[Instructions for the task] Read through the data and report every line in which the word "определения" occurs.

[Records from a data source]
<<<<

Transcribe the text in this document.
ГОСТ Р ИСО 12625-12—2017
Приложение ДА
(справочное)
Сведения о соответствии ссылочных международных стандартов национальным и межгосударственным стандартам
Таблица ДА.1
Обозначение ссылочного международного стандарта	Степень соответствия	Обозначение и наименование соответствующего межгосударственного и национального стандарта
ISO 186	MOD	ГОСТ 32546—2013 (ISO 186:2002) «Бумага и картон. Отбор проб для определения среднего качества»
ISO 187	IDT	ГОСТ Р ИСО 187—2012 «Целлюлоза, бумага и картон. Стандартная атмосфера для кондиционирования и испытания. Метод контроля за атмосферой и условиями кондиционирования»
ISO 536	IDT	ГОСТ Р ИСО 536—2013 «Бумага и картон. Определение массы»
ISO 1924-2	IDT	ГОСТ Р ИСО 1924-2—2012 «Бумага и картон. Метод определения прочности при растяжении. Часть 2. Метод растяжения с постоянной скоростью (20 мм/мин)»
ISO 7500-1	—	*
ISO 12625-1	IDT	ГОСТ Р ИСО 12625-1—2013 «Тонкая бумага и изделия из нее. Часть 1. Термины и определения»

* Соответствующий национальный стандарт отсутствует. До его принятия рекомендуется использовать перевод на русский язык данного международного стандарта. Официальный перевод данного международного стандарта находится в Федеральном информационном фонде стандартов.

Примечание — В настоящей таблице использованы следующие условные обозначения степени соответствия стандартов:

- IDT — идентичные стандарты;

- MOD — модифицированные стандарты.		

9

>>>>

[Completed task]
ISO 186	MOD	ГОСТ 32546—2013 (ISO 186:2002) «Бумага и картон. Отбор проб для определения среднего качества»
ISO 1924-2	IDT	ГОСТ Р ИСО 1924-2—2012 «Бумага и картон. Метод определения прочности при растяжении. Часть 2. Метод растяжения с постоянной скоростью (20 мм/мин)»
ISO 12625-1	IDT	ГОСТ Р ИСО 12625-1—2013 «Тонкая бумага и изделия из нее. Часть 1. Термины и определения»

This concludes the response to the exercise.